● **Supplied records**
## begin
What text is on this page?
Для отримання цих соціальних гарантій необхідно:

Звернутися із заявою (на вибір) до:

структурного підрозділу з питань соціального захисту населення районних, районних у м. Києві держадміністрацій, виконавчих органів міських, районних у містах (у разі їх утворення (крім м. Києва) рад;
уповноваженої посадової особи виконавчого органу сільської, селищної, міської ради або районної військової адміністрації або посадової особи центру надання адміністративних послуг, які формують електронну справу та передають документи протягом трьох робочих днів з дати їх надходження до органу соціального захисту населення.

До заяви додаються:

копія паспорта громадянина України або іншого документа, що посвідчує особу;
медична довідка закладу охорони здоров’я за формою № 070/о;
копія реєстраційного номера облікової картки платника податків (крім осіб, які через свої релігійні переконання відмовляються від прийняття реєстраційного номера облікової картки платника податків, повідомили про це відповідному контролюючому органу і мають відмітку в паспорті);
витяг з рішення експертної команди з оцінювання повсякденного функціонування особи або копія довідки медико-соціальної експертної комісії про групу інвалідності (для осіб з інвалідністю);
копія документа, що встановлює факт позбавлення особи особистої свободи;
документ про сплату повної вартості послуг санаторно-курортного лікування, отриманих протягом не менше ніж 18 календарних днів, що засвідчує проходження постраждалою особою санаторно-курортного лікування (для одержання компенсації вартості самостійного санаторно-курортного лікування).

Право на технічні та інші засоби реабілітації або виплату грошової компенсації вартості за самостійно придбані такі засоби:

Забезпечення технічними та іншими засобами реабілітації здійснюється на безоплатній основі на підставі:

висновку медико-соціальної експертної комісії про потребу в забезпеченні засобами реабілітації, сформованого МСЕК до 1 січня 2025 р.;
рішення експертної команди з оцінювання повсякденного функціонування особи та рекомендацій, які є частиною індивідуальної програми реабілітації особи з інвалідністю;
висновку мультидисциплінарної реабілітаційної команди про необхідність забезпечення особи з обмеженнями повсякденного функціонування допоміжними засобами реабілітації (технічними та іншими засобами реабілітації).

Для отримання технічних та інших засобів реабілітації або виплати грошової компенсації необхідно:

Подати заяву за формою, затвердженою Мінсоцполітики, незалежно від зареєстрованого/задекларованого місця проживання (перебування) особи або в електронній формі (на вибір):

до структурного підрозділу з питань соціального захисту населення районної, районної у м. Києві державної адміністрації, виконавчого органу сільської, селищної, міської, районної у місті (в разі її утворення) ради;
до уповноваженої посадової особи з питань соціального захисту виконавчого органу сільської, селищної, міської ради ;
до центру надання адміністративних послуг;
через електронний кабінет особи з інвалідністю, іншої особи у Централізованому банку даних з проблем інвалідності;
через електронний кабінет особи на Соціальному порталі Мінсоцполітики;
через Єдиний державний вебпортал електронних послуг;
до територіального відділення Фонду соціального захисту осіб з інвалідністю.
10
## end
## begin
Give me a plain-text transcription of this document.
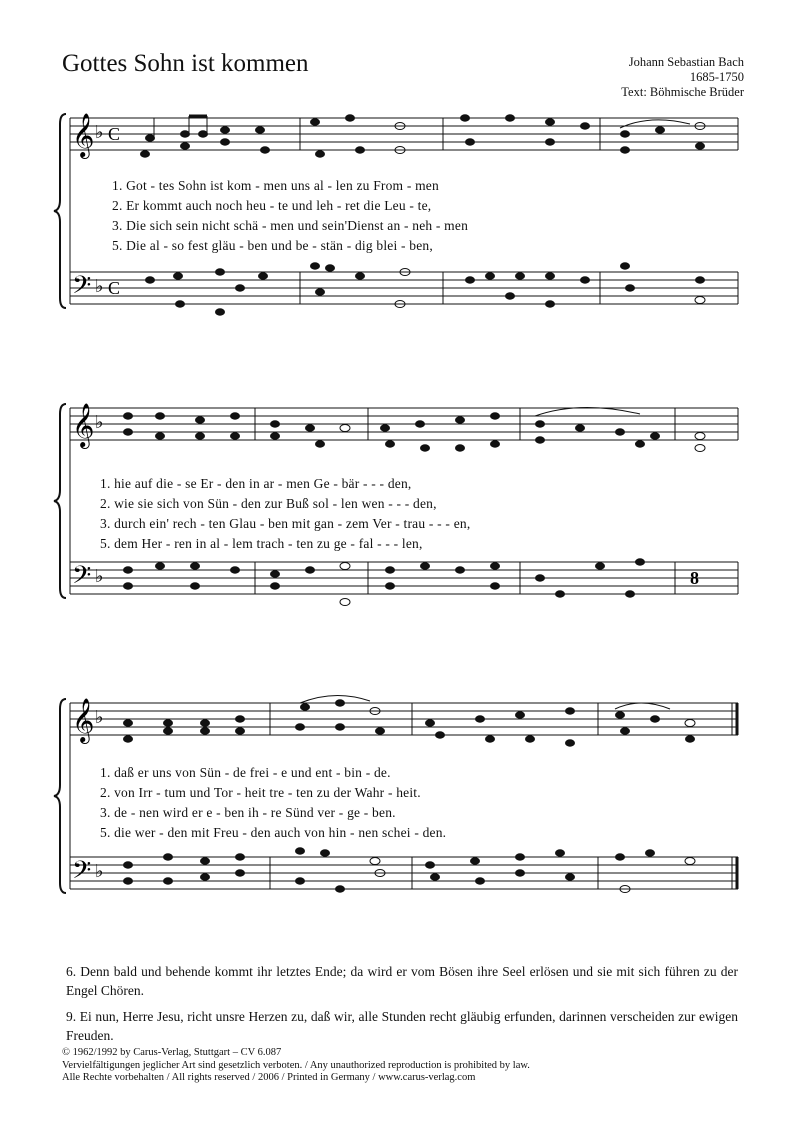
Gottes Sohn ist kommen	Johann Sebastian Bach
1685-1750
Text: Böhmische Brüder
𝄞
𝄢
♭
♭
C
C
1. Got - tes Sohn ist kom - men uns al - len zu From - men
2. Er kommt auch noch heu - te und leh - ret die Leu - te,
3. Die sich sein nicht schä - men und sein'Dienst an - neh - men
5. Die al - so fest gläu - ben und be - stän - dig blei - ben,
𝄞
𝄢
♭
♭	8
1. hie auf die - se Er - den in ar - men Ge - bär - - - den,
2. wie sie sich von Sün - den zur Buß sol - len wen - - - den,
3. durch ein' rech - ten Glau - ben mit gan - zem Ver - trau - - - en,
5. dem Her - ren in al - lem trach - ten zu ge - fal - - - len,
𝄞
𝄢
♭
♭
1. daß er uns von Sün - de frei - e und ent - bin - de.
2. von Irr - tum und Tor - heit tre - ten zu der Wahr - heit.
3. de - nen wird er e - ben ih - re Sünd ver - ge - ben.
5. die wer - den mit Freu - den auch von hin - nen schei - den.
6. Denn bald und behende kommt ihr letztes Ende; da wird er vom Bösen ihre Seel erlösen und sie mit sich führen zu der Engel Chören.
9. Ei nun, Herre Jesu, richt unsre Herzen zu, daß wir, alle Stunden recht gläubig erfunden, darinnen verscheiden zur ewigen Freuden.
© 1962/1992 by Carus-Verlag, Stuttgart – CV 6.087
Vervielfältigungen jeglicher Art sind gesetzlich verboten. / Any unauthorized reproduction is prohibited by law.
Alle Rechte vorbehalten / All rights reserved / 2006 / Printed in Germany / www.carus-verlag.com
## end
## begin
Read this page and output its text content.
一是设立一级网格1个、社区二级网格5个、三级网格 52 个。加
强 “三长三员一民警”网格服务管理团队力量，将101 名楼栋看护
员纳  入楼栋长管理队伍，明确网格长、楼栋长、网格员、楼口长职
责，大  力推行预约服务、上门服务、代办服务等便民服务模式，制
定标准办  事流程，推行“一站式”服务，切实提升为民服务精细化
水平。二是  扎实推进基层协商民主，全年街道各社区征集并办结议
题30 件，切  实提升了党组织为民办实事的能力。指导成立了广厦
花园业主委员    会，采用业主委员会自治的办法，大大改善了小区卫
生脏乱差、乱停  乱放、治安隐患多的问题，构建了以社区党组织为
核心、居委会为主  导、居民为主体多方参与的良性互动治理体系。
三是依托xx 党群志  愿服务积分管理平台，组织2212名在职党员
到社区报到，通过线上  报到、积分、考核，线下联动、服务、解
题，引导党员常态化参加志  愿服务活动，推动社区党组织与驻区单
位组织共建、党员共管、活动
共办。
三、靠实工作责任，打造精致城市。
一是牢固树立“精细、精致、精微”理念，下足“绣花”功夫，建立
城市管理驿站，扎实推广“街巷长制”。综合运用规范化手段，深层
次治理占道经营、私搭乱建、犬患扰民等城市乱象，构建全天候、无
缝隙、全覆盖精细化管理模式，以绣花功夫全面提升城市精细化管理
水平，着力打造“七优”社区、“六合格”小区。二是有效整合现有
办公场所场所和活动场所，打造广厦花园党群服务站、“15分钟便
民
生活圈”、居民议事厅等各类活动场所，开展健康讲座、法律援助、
## end
● **What is being asked**
Copy every line of the data that holds the string "селищної".

● **Task solution**
уповноваженої посадової особи виконавчого органу сільської, селищної, міської ради або районної військової адміністрації або посадової особи центру надання адміністративних послуг, які формують електронну справу та передають документи протягом трьох робочих днів з дати їх надходження до органу соціального захисту населення.
до структурного підрозділу з питань соціального захисту населення районної, районної у м. Києві державної адміністрації, виконавчого органу сільської, селищної, міської, районної у місті (в разі її утворення) ради;
до уповноваженої посадової особи з питань соціального захисту виконавчого органу сільської, селищної, міської ради ;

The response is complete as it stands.